**Requirements**
Take every line that has the string "rise" and copy it out.

**Raw data**
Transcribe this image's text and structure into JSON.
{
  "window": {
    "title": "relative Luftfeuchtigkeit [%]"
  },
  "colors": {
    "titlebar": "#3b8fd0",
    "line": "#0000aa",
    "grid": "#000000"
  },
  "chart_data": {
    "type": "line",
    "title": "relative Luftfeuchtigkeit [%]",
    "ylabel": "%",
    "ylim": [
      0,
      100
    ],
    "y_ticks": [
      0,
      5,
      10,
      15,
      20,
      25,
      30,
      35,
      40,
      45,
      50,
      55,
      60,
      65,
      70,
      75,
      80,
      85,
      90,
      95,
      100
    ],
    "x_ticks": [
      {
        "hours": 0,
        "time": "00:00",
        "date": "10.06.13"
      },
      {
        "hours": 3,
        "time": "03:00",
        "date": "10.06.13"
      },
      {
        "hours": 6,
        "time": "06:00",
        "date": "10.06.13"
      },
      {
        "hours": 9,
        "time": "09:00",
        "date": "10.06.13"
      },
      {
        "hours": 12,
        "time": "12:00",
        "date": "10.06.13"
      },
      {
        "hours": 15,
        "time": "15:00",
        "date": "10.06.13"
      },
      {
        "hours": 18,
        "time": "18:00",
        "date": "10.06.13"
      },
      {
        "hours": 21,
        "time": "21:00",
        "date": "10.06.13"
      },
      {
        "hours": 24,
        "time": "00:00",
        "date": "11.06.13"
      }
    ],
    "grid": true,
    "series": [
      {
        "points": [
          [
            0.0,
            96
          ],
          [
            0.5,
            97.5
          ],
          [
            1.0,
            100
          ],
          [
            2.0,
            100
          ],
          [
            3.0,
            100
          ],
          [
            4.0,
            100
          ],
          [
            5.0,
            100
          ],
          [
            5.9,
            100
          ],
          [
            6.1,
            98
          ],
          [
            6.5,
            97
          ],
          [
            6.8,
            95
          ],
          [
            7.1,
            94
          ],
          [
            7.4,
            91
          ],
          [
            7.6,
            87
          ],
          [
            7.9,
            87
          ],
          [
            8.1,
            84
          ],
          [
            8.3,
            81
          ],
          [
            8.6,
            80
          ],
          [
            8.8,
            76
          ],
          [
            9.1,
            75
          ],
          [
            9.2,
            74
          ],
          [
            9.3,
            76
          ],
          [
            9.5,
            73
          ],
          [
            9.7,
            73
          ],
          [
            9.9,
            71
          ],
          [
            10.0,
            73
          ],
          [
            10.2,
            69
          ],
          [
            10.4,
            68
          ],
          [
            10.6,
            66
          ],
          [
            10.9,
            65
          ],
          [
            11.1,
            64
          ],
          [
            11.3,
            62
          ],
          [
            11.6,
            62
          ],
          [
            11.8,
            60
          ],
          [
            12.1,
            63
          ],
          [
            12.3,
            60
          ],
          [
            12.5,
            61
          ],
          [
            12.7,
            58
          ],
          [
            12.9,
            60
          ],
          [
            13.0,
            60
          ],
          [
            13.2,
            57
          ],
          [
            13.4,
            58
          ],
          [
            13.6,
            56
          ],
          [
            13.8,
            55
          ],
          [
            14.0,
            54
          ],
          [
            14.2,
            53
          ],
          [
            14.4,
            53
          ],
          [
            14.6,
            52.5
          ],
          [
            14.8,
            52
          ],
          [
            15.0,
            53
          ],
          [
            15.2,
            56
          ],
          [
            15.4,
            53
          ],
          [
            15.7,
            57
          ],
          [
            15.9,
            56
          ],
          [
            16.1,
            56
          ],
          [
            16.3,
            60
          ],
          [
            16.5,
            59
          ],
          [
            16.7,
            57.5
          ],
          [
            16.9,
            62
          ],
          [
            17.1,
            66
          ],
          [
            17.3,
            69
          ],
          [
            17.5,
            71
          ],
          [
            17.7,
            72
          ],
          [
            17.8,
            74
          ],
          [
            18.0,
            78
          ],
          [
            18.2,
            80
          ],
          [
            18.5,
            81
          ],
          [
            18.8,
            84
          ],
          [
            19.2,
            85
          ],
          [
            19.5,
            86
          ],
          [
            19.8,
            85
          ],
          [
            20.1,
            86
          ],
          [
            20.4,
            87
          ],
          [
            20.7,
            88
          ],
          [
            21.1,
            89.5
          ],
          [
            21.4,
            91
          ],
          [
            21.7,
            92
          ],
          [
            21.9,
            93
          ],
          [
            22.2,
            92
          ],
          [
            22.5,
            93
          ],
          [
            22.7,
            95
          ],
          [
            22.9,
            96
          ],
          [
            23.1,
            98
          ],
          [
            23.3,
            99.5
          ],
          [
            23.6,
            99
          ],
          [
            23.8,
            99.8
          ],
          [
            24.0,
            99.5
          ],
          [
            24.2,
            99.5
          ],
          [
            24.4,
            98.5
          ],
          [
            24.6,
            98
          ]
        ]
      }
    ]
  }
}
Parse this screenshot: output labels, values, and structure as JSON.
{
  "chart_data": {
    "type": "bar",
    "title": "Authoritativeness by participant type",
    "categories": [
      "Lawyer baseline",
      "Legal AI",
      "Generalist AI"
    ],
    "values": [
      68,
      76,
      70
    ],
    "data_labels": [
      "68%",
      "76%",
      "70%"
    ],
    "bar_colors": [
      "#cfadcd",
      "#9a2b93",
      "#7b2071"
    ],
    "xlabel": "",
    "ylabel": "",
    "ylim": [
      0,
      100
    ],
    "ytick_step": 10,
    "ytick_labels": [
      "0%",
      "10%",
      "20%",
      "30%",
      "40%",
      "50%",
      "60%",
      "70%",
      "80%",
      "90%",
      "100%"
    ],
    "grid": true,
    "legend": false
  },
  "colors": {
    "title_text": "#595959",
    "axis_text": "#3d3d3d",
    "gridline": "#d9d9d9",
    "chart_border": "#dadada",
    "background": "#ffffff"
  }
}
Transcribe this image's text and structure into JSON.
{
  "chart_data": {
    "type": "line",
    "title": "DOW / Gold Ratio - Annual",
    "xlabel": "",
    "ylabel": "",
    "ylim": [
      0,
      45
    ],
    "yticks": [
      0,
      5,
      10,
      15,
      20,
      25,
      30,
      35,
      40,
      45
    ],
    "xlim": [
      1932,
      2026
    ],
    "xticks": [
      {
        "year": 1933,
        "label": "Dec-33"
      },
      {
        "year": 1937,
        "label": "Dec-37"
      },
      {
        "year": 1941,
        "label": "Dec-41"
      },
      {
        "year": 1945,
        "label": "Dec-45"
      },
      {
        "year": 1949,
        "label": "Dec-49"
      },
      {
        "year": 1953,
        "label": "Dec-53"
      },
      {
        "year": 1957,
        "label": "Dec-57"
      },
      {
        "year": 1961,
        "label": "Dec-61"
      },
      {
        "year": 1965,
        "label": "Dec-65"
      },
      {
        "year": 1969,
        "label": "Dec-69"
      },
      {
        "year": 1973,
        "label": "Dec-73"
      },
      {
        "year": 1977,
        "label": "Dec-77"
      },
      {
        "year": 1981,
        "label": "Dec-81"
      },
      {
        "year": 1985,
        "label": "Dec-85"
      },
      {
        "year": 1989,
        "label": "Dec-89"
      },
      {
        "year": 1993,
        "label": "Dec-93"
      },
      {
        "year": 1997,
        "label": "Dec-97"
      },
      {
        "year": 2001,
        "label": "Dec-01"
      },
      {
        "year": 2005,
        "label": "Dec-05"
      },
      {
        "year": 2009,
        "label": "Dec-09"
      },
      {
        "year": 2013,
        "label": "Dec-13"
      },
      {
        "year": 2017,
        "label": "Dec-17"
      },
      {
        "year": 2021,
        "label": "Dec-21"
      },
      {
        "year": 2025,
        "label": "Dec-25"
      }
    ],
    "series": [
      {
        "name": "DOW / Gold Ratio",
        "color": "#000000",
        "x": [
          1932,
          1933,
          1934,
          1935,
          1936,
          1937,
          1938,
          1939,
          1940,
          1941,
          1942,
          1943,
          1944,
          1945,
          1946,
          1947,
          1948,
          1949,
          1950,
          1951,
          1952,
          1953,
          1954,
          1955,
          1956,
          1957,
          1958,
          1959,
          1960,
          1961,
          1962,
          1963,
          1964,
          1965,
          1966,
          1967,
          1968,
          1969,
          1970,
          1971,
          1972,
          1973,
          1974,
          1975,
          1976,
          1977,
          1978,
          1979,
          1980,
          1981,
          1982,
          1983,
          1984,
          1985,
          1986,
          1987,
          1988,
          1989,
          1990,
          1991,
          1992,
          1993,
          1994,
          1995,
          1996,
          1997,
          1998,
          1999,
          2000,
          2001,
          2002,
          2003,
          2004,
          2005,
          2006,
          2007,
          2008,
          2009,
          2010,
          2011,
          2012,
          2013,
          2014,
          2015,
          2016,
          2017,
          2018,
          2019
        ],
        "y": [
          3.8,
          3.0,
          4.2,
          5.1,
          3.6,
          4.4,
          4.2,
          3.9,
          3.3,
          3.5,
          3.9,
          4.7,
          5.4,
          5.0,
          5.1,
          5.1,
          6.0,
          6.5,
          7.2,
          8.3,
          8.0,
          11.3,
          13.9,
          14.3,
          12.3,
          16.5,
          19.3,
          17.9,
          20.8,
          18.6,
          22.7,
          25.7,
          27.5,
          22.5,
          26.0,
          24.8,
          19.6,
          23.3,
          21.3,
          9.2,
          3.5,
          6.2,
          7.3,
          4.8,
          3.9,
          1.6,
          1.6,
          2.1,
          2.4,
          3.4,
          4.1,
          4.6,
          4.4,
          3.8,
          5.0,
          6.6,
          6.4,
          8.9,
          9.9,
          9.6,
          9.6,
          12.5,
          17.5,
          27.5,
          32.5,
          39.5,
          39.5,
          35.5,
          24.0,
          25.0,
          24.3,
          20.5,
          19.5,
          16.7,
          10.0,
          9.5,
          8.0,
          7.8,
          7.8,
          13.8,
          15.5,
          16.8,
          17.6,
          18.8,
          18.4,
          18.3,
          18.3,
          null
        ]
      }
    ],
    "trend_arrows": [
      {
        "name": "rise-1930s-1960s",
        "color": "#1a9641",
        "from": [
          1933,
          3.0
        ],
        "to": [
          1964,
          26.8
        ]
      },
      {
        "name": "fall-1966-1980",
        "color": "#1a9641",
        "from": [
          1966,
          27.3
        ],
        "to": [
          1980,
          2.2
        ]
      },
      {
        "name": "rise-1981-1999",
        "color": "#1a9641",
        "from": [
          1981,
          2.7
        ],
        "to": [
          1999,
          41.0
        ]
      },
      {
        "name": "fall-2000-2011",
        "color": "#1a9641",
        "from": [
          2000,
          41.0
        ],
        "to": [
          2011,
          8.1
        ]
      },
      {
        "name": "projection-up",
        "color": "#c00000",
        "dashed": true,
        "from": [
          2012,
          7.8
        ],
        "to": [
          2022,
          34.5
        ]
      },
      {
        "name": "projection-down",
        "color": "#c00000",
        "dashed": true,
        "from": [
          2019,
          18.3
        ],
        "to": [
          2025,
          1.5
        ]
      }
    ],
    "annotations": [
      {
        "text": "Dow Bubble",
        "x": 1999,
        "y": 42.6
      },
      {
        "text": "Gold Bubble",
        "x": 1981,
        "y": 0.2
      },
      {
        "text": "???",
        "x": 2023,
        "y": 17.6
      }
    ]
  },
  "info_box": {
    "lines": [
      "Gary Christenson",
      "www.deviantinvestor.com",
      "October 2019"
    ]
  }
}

**Exercise output**
        "name": "rise-1930s-1960s",
        "name": "rise-1981-1999",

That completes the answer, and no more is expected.